EXERCISE TEXT:
[Bug 2955] Resource leak in Thermostat byteman helper

bugzilla-daemon at icedtea.classpath.org bugzilla-daemon at icedtea.classpath.org
Fri May 13 09:22:57 UTC 2016


http://icedtea.classpath.org/bugzilla/show_bug.cgi?id=2955

Severin Gehwolf <sgehwolf at redhat.com> changed:

           What    |Removed                     |Added
----------------------------------------------------------------------------
             Status|NEW                         |ASSIGNED
           Assignee|unassigned at icedtea.classpat |ebaron at redhat.com
                   |h.org                       |

--- Comment #10 from Severin Gehwolf <sgehwolf at redhat.com> ---
(In reply to Elliott Baron from comment #8)
> (In reply to Severin Gehwolf from comment #7)
> > (In reply to Elliott Baron from comment #1)
> > > Alternatively, we could use the approach you mentioned of using a separate
> > > connection for each send operation. I don't believe any additional API is
> > > needed to make this work. I think the following should be sufficient:
> > > > ClientIPCService ipcService = ClientIPCServiceFactory.getIPCService(ipcConfig);
> > > > ByteChannel channel = ipcService.connectToServer(socketName);
> > > > channel.write(...);
> > > > channel.close();
> > 
> > I believe patch in comment 6 would do this, but it does not fix the resource
> > leak. Thoughts?
> 
> After investigating, I believe I've figured out the problem. A new instance
> of ThermostatHelper is not only created for each send operation, it is
> created for every time sleep is called.

GIVEN INFORMATION:

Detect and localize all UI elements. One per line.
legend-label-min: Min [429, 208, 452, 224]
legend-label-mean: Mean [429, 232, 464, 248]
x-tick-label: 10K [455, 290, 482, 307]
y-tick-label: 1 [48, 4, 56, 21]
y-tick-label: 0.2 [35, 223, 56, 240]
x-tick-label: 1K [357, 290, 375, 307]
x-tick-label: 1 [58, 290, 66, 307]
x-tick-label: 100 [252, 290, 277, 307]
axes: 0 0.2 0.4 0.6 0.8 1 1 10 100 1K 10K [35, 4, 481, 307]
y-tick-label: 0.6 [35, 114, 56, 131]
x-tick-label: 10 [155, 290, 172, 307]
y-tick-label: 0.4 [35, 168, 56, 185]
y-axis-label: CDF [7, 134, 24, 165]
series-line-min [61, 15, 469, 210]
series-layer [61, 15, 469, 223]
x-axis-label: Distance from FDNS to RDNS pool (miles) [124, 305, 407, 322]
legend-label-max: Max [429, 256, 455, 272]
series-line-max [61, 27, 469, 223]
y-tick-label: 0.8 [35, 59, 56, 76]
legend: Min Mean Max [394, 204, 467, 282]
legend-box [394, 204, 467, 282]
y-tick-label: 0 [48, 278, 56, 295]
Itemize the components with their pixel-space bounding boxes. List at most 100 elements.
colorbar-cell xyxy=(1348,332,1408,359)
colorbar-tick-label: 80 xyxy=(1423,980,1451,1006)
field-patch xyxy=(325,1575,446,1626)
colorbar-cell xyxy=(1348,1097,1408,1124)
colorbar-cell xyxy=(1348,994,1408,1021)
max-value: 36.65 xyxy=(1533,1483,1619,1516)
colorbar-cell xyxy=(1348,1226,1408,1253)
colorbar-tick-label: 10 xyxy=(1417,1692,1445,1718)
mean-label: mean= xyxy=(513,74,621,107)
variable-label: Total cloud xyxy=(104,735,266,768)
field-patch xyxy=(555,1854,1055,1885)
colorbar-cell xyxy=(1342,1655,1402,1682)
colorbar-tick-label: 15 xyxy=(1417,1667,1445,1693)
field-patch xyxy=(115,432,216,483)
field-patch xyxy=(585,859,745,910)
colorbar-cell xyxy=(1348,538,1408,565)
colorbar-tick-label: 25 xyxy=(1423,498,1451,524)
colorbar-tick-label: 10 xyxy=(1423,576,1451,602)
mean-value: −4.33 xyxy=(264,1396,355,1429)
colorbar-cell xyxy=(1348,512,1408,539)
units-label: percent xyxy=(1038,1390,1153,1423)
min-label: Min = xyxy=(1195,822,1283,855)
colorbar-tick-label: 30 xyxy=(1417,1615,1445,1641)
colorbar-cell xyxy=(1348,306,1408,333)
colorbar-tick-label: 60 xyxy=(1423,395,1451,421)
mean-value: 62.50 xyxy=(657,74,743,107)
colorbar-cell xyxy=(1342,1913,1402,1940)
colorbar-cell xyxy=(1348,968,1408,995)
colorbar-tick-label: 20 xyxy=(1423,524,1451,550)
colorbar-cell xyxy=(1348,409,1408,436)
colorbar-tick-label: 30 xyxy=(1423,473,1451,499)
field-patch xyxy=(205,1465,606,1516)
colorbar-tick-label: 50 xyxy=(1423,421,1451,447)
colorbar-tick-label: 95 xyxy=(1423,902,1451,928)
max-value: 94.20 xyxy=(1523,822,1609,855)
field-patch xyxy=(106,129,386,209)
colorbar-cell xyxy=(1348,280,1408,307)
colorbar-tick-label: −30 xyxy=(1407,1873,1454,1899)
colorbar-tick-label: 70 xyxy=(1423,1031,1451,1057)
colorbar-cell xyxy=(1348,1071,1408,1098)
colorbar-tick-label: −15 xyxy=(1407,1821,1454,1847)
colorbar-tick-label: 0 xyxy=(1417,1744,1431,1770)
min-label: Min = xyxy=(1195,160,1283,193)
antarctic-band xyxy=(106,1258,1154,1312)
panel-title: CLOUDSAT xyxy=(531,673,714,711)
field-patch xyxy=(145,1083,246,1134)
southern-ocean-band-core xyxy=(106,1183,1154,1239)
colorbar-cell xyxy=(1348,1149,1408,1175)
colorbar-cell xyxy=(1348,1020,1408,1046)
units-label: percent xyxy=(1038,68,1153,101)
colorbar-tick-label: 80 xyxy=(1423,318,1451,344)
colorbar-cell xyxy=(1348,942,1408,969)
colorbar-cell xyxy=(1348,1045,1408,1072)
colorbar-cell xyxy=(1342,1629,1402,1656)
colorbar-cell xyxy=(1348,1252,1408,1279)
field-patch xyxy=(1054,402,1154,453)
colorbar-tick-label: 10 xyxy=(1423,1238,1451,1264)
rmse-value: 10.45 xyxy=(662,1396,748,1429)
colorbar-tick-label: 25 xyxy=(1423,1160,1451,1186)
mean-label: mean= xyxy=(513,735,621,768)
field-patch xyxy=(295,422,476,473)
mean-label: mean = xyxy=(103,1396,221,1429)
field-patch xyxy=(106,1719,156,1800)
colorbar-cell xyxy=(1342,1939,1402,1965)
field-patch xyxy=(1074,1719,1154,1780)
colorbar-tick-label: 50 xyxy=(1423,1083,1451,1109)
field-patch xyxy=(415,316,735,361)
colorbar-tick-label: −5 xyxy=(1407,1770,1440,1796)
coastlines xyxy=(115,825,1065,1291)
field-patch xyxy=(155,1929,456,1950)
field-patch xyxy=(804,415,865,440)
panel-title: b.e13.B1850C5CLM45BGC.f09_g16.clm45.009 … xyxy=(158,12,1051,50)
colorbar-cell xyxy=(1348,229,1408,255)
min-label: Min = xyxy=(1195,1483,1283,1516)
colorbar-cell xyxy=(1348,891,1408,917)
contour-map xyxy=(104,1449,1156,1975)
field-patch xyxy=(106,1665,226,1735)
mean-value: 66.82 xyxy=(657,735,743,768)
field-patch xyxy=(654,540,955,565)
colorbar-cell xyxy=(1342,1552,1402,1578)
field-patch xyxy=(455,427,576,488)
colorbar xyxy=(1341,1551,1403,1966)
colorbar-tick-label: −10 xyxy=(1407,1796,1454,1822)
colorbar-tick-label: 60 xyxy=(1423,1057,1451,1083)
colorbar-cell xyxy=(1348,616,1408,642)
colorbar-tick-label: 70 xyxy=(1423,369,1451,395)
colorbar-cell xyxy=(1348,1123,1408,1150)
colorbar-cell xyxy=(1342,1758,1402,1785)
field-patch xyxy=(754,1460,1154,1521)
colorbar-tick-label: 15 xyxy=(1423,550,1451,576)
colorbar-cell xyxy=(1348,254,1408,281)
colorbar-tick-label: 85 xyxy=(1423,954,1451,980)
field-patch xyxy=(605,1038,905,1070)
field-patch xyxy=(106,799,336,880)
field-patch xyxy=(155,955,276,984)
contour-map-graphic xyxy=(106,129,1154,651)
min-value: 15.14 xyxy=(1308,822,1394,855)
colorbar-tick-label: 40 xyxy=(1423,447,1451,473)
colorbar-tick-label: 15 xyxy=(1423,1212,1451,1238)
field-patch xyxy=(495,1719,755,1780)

ASSIGNED TASK: Copy the lines of the bug report between "http://icedtea.classpath.org/bugzilla/show_bug.cgi?id=2955" and "from comment #1)", inclusive.

SOLUTION BELOW:
http://icedtea.classpath.org/bugzilla/show_bug.cgi?id=2955

Severin Gehwolf <sgehwolf at redhat.com> changed:

           What    |Removed                     |Added
----------------------------------------------------------------------------
             Status|NEW                         |ASSIGNED
           Assignee|unassigned at icedtea.classpat |ebaron at redhat.com
                   |h.org                       |

--- Comment #10 from Severin Gehwolf <sgehwolf at redhat.com> ---
(In reply to Elliott Baron from comment #8)
> (In reply to Severin Gehwolf from comment #7)
> > (In reply to Elliott Baron from comment #1)